* **THE TASK**: Retype the material word for word.

Figure data in JSON
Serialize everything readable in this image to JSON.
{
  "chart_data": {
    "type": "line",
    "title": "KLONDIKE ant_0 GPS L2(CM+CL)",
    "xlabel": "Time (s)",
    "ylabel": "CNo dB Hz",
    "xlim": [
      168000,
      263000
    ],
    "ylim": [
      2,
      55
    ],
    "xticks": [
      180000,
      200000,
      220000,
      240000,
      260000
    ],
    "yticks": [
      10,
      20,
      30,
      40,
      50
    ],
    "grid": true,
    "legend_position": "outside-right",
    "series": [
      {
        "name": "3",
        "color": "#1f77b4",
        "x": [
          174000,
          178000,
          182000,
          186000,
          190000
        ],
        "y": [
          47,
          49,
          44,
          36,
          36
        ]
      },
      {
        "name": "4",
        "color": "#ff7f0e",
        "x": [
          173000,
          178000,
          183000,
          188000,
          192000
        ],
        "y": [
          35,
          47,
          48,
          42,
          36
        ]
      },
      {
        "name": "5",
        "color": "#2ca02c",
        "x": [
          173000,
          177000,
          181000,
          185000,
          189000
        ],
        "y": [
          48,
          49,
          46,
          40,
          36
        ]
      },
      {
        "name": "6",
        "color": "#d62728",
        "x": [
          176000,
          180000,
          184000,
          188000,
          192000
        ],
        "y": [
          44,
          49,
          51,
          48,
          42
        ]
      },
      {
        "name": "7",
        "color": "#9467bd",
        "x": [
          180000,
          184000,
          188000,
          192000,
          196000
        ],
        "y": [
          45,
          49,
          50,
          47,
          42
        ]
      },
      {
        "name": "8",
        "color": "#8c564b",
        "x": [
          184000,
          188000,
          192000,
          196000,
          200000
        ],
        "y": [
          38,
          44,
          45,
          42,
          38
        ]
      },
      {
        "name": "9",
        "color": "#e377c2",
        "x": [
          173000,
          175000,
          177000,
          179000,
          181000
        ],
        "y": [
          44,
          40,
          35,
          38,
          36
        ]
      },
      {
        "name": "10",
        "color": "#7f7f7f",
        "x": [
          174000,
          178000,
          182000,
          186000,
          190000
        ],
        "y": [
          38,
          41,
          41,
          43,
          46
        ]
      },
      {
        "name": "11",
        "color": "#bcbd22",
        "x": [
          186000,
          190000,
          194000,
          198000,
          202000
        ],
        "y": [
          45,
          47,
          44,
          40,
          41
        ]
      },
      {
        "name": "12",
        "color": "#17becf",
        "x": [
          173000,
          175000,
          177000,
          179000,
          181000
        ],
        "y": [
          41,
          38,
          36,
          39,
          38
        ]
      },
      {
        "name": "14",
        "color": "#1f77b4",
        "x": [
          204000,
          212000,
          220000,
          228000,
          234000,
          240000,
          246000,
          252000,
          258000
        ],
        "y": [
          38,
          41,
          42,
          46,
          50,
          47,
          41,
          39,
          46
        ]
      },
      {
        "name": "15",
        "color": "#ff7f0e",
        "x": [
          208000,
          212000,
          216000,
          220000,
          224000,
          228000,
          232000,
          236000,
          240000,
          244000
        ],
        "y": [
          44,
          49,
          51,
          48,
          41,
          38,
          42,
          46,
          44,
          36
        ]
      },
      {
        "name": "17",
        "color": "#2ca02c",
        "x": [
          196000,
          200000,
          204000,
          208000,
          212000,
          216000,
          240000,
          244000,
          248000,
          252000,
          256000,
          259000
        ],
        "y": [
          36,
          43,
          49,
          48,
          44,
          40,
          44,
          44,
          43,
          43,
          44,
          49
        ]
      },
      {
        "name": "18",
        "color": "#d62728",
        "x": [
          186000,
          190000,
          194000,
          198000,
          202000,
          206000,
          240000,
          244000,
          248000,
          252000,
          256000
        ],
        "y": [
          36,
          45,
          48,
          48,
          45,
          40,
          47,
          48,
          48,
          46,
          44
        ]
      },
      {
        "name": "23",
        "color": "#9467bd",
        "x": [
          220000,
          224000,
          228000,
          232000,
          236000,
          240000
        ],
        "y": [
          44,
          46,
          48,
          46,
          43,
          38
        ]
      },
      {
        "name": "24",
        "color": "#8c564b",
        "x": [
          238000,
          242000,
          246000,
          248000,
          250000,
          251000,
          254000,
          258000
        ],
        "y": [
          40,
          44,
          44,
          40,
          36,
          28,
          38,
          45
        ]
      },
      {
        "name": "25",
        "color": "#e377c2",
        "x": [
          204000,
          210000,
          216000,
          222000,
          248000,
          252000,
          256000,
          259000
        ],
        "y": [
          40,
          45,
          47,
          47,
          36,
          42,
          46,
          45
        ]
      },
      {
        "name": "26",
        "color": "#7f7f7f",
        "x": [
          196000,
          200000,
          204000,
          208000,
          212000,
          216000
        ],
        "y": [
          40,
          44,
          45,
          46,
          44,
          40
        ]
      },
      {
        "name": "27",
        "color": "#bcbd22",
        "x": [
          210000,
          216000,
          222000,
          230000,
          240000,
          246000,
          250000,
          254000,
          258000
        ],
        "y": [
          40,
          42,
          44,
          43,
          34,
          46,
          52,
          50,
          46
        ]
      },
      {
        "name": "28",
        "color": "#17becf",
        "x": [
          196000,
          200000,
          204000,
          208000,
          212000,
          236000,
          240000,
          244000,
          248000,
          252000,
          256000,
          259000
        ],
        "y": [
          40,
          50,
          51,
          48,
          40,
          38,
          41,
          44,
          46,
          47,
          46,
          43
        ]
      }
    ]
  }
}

* **THE RESULT**:
Serialize everything readable in this image to JSON.
{
  "chart_data": {
    "type": "line",
    "title": "KLONDIKE ant_0 GPS L2(CM+CL)",
    "xlabel": "Time (s)",
    "ylabel": "CNo dB Hz",
    "xlim": [
      168000,
      263000
    ],
    "ylim": [
      2,
      55
    ],
    "xticks": [
      180000,
      200000,
      220000,
      240000,
      260000
    ],
    "yticks": [
      10,
      20,
      30,
      40,
      50
    ],
    "grid": true,
    "legend_position": "outside-right",
    "series": [
      {
        "name": "3",
        "color": "#1f77b4",
        "x": [
          174000,
          178000,
          182000,
          186000,
          190000
        ],
        "y": [
          47,
          49,
          44,
          36,
          36
        ]
      },
      {
        "name": "4",
        "color": "#ff7f0e",
        "x": [
          173000,
          178000,
          183000,
          188000,
          192000
        ],
        "y": [
          35,
          47,
          48,
          42,
          36
        ]
      },
      {
        "name": "5",
        "color": "#2ca02c",
        "x": [
          173000,
          177000,
          181000,
          185000,
          189000
        ],
        "y": [
          48,
          49,
          46,
          40,
          36
        ]
      },
      {
        "name": "6",
        "color": "#d62728",
        "x": [
          176000,
          180000,
          184000,
          188000,
          192000
        ],
        "y": [
          44,
          49,
          51,
          48,
          42
        ]
      },
      {
        "name": "7",
        "color": "#9467bd",
        "x": [
          180000,
          184000,
          188000,
          192000,
          196000
        ],
        "y": [
          45,
          49,
          50,
          47,
          42
        ]
      },
      {
        "name": "8",
        "color": "#8c564b",
        "x": [
          184000,
          188000,
          192000,
          196000,
          200000
        ],
        "y": [
          38,
          44,
          45,
          42,
          38
        ]
      },
      {
        "name": "9",
        "color": "#e377c2",
        "x": [
          173000,
          175000,
          177000,
          179000,
          181000
        ],
        "y": [
          44,
          40,
          35,
          38,
          36
        ]
      },
      {
        "name": "10",
        "color": "#7f7f7f",
        "x": [
          174000,
          178000,
          182000,
          186000,
          190000
        ],
        "y": [
          38,
          41,
          41,
          43,
          46
        ]
      },
      {
        "name": "11",
        "color": "#bcbd22",
        "x": [
          186000,
          190000,
          194000,
          198000,
          202000
        ],
        "y": [
          45,
          47,
          44,
          40,
          41
        ]
      },
      {
        "name": "12",
        "color": "#17becf",
        "x": [
          173000,
          175000,
          177000,
          179000,
          181000
        ],
        "y": [
          41,
          38,
          36,
          39,
          38
        ]
      },
      {
        "name": "14",
        "color": "#1f77b4",
        "x": [
          204000,
          212000,
          220000,
          228000,
          234000,
          240000,
          246000,
          252000,
          258000
        ],
        "y": [
          38,
          41,
          42,
          46,
          50,
          47,
          41,
          39,
          46
        ]
      },
      {
        "name": "15",
        "color": "#ff7f0e",
        "x": [
          208000,
          212000,
          216000,
          220000,
          224000,
          228000,
          232000,
          236000,
          240000,
          244000
        ],
        "y": [
          44,
          49,
          51,
          48,
          41,
          38,
          42,
          46,
          44,
          36
        ]
      },
      {
        "name": "17",
        "color": "#2ca02c",
        "x": [
          196000,
          200000,
          204000,
          208000,
          212000,
          216000,
          240000,
          244000,
          248000,
          252000,
          256000,
          259000
        ],
        "y": [
          36,
          43,
          49,
          48,
          44,
          40,
          44,
          44,
          43,
          43,
          44,
          49
        ]
      },
      {
        "name": "18",
        "color": "#d62728",
        "x": [
          186000,
          190000,
          194000,
          198000,
          202000,
          206000,
          240000,
          244000,
          248000,
          252000,
          256000
        ],
        "y": [
          36,
          45,
          48,
          48,
          45,
          40,
          47,
          48,
          48,
          46,
          44
        ]
      },
      {
        "name": "23",
        "color": "#9467bd",
        "x": [
          220000,
          224000,
          228000,
          232000,
          236000,
          240000
        ],
        "y": [
          44,
          46,
          48,
          46,
          43,
          38
        ]
      },
      {
        "name": "24",
        "color": "#8c564b",
        "x": [
          238000,
          242000,
          246000,
          248000,
          250000,
          251000,
          254000,
          258000
        ],
        "y": [
          40,
          44,
          44,
          40,
          36,
          28,
          38,
          45
        ]
      },
      {
        "name": "25",
        "color": "#e377c2",
        "x": [
          204000,
          210000,
          216000,
          222000,
          248000,
          252000,
          256000,
          259000
        ],
        "y": [
          40,
          45,
          47,
          47,
          36,
          42,
          46,
          45
        ]
      },
      {
        "name": "26",
        "color": "#7f7f7f",
        "x": [
          196000,
          200000,
          204000,
          208000,
          212000,
          216000
        ],
        "y": [
          40,
          44,
          45,
          46,
          44,
          40
        ]
      },
      {
        "name": "27",
        "color": "#bcbd22",
        "x": [
          210000,
          216000,
          222000,
          230000,
          240000,
          246000,
          250000,
          254000,
          258000
        ],
        "y": [
          40,
          42,
          44,
          43,
          34,
          46,
          52,
          50,
          46
        ]
      },
      {
        "name": "28",
        "color": "#17becf",
        "x": [
          196000,
          200000,
          204000,
          208000,
          212000,
          236000,
          240000,
          244000,
          248000,
          252000,
          256000,
          259000
        ],
        "y": [
          40,
          50,
          51,
          48,
          40,
          38,
          41,
          44,
          46,
          47,
          46,
          43
        ]
      }
    ]
  }
}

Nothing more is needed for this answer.